#### Input:
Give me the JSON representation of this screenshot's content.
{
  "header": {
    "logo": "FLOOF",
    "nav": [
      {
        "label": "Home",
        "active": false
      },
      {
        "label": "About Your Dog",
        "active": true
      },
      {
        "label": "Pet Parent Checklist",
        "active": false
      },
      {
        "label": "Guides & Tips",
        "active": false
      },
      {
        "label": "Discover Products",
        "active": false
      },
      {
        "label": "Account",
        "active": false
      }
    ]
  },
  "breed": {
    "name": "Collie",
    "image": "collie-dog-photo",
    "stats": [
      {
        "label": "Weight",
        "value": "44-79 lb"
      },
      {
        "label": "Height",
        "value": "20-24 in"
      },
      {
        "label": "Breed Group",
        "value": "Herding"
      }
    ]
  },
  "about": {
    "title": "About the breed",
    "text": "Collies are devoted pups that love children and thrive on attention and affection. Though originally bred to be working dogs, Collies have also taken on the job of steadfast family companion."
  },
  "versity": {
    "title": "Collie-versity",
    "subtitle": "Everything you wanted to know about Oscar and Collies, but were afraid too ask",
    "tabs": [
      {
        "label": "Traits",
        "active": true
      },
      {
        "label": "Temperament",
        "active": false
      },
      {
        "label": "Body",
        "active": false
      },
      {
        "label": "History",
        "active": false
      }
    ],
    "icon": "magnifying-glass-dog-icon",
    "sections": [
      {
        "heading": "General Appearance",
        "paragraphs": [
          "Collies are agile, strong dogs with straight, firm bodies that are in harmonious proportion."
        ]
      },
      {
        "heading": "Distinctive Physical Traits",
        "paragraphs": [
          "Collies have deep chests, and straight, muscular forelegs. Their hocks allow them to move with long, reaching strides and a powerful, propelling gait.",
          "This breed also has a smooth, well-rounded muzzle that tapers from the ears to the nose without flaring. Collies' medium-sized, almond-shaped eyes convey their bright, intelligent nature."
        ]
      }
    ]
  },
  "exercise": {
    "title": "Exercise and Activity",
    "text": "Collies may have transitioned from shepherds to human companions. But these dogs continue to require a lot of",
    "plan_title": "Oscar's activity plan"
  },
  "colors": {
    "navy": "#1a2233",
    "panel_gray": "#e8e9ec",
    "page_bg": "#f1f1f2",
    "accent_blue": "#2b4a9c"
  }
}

#### What is asked:
Search the data for the string "also" and copy each line where it appears.

#### Complete answer:
    "text": "Collies are devoted pups that love children and thrive on attention and affection. Though originally bred to be working dogs, Collies have also taken on the job of steadfast family companion."
          "This breed also has a smooth, well-rounded muzzle that tapers from the ears to the nose without flaring. Collies' medium-sized, almond-shaped eyes convey their bright, intelligent nature."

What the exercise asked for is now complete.